> **Set exercise**
Change every "interactable" to "clickable" in the entries, from the first line through the line with "button[interactable]: 开启智慧挑战！: [0, 608, 392, 696]", and write out those lines again with nothing else altered.

[Dataset entries]

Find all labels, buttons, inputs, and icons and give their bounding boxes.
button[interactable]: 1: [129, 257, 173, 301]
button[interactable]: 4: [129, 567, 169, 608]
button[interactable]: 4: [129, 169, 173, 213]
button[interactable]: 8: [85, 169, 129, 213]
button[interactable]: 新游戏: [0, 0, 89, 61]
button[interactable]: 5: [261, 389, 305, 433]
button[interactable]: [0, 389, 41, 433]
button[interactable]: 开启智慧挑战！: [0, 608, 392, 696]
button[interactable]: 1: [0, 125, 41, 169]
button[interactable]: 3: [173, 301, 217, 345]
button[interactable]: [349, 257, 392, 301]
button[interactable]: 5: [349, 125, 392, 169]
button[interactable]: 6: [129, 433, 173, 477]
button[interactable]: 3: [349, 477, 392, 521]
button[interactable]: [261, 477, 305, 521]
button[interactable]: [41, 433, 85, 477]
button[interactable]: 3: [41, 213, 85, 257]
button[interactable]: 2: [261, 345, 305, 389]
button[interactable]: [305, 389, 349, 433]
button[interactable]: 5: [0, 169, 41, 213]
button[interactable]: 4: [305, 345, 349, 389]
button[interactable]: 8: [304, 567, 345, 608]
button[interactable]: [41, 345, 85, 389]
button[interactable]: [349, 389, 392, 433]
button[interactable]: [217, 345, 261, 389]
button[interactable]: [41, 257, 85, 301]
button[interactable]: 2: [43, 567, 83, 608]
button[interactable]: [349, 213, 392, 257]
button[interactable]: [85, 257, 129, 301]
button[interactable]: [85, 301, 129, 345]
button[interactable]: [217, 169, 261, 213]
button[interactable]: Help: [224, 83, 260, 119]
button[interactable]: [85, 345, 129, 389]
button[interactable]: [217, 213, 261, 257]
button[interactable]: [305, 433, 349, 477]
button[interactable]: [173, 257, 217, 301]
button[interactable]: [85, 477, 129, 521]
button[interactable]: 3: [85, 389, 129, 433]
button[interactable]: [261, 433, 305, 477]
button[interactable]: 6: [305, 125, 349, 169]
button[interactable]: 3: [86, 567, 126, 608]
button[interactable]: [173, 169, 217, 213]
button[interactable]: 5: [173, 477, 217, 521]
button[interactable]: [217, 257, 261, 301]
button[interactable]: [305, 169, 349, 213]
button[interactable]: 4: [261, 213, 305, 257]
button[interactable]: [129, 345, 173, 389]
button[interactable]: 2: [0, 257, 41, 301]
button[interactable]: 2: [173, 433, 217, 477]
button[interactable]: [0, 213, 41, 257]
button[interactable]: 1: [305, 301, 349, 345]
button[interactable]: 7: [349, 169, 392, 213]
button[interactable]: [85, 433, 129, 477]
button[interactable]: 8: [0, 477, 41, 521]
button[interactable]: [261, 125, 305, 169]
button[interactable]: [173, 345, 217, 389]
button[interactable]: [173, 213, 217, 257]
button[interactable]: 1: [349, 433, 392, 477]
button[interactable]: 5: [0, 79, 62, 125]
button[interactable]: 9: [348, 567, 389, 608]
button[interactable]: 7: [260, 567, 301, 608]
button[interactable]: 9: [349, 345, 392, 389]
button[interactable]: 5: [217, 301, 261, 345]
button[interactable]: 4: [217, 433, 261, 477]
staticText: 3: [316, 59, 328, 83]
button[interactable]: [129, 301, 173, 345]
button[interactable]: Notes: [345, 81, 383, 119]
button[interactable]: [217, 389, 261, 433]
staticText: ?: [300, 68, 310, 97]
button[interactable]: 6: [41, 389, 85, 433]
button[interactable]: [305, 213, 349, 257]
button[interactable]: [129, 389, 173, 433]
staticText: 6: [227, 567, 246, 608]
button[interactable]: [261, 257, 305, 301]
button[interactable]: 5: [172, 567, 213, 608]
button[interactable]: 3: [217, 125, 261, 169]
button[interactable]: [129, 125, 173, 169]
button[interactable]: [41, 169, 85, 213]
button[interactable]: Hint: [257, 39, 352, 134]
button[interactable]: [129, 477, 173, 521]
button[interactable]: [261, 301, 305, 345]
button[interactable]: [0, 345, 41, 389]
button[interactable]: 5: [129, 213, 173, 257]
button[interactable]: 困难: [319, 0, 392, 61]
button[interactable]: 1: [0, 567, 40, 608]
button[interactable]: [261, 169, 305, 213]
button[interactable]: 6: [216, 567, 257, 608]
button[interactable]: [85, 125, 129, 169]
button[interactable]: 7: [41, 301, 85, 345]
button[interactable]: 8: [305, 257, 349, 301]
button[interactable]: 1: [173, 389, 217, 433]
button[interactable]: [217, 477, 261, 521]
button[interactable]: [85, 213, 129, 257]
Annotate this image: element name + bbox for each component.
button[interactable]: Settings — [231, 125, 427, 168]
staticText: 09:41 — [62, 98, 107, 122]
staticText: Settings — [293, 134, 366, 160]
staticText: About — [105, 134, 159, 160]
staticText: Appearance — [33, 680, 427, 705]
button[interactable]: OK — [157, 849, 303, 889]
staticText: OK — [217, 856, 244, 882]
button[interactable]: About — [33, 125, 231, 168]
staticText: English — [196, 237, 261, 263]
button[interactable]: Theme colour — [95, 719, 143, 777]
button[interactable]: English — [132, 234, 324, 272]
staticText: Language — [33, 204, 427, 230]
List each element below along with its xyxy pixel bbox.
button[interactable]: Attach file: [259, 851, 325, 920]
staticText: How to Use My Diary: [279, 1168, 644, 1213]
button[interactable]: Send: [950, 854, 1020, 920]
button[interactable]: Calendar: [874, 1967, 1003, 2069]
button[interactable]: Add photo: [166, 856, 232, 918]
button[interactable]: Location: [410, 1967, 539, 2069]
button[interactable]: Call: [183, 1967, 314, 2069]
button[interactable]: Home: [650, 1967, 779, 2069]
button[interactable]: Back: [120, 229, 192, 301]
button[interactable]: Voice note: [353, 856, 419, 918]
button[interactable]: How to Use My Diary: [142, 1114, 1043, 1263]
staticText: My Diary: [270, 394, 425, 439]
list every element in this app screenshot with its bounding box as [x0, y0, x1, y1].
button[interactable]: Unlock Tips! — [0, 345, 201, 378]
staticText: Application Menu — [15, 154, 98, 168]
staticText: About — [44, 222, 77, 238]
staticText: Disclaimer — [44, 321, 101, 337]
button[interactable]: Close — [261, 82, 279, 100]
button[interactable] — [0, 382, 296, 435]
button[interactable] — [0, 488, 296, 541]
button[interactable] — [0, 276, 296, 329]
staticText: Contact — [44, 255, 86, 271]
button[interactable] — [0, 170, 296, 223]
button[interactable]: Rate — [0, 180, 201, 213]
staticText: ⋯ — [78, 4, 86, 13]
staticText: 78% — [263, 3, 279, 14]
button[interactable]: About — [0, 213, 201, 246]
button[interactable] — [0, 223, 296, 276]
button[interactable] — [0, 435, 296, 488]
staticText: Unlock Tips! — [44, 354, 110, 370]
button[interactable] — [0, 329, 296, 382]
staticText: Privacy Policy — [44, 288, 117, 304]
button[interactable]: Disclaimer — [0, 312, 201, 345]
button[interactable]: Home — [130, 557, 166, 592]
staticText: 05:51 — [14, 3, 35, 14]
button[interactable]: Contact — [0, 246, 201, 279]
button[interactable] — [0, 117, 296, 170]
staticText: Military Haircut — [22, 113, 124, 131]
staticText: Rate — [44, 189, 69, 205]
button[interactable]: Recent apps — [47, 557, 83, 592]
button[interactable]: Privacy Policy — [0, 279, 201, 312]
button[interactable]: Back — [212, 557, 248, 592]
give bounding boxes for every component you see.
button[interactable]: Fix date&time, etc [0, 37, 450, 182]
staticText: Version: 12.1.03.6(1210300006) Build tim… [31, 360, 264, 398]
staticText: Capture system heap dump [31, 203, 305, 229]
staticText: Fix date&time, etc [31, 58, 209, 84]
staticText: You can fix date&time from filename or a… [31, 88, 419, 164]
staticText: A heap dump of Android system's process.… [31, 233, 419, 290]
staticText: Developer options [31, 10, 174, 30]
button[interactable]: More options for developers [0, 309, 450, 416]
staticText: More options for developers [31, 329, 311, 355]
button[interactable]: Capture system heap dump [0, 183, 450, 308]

> **The completed task**
Find all labels, buttons, inputs, and icons and give their bounding boxes.
button[clickable]: 1: [129, 257, 173, 301]
button[clickable]: 4: [129, 567, 169, 608]
button[clickable]: 4: [129, 169, 173, 213]
button[clickable]: 8: [85, 169, 129, 213]
button[clickable]: 新游戏: [0, 0, 89, 61]
button[clickable]: 5: [261, 389, 305, 433]
button[clickable]: [0, 389, 41, 433]
button[clickable]: 开启智慧挑战！: [0, 608, 392, 696]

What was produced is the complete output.